### SHORT TASK
Scan the records and identify every line in which the string "Организация" occurs, then return those lines.

### Stored items
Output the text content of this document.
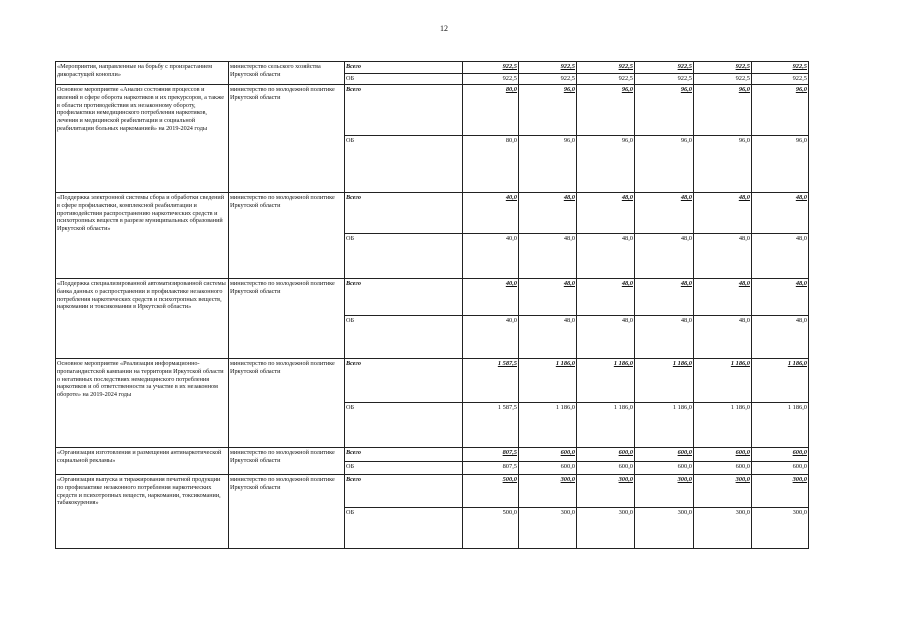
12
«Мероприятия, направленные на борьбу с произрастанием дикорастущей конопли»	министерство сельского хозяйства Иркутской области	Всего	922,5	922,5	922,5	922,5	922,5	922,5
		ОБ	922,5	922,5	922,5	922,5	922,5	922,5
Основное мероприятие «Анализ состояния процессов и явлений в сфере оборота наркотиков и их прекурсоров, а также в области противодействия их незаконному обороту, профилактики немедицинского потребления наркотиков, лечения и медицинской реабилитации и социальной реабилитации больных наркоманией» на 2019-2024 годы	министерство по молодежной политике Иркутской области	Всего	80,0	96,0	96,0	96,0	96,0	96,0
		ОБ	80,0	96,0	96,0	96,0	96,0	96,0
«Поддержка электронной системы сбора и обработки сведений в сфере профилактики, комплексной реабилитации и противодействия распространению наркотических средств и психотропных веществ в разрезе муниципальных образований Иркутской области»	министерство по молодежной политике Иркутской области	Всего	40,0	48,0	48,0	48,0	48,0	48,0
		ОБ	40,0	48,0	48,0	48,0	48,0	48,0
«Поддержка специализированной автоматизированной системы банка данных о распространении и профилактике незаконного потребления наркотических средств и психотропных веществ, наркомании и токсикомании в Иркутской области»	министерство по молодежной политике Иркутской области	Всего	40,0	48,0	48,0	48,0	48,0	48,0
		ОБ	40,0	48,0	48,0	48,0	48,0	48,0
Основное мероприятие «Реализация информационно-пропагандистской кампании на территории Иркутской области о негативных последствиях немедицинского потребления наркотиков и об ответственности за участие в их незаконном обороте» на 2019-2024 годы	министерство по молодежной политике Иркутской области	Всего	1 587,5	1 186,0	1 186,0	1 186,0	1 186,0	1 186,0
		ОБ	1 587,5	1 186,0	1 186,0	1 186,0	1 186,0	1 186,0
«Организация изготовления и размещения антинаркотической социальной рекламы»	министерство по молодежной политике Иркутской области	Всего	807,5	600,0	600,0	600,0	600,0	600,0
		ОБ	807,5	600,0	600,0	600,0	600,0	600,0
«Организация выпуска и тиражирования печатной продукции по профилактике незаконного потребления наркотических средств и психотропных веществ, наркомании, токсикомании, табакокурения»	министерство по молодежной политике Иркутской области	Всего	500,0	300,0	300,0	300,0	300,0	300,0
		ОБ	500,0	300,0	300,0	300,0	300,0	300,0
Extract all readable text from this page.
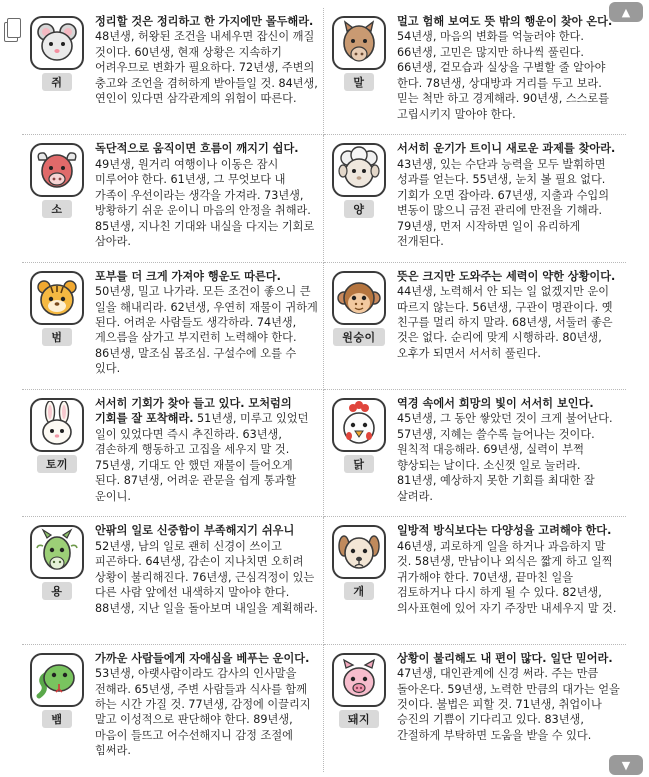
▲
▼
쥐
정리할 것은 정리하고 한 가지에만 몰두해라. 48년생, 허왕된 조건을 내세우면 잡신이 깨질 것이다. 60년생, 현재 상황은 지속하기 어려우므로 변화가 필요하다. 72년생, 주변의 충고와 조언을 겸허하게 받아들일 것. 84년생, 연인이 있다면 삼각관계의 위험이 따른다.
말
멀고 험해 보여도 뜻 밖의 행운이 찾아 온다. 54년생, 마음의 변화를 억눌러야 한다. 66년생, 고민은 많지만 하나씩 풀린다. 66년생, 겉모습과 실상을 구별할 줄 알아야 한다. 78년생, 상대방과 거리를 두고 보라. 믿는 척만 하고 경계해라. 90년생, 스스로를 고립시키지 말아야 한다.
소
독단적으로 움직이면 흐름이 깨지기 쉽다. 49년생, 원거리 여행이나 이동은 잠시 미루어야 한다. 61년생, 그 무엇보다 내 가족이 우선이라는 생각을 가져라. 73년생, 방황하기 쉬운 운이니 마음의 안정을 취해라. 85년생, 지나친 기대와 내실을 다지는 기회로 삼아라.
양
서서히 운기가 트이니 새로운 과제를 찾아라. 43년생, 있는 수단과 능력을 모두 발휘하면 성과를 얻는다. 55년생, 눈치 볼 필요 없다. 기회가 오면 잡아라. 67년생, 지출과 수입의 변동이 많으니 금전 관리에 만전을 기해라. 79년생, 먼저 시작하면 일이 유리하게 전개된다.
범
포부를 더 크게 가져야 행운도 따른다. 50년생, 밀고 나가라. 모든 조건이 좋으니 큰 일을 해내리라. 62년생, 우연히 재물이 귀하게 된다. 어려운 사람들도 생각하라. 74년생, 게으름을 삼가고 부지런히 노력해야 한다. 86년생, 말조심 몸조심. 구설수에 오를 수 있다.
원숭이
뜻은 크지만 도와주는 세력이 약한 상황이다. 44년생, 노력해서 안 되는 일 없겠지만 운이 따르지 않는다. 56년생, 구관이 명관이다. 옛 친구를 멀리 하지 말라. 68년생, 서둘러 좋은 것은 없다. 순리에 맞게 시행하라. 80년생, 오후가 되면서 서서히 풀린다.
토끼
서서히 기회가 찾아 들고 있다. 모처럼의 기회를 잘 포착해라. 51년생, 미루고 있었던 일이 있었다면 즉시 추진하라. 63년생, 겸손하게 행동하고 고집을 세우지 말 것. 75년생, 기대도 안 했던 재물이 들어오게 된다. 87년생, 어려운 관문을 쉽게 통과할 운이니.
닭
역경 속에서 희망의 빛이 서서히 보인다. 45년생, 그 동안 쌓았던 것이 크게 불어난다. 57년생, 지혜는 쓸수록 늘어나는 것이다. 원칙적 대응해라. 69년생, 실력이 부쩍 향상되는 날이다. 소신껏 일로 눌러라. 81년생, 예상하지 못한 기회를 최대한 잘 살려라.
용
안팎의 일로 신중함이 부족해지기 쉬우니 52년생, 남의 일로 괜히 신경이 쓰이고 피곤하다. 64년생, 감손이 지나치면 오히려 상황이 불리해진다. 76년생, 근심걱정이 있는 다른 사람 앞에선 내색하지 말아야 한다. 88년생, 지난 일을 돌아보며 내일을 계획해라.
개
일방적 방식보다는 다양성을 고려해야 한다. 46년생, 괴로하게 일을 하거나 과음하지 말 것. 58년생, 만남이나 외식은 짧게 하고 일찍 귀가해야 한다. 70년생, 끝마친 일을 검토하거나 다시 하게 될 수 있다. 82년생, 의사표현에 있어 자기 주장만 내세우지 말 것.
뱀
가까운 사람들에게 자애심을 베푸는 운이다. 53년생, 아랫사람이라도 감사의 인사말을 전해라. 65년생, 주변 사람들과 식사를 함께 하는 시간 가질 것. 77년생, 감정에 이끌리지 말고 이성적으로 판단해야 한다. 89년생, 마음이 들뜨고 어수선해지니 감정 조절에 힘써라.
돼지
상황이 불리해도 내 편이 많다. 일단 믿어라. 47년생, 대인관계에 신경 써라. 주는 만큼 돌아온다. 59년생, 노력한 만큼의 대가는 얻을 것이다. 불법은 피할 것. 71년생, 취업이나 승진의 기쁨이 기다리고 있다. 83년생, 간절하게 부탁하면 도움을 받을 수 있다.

### RESPONSE BELOW
«Организация изготовления и размещения антинаркотической социальной рекламы»	министерство по молодежной политике Иркутской области	Всего	807,5	600,0	600,0	600,0	600,0	600,0
«Организация выпуска и тиражирования печатной продукции по профилактике незаконного потребления наркотических средств и психотропных веществ, наркомании, токсикомании, табакокурения»	министерство по молодежной политике Иркутской области	Всего	500,0	300,0	300,0	300,0	300,0	300,0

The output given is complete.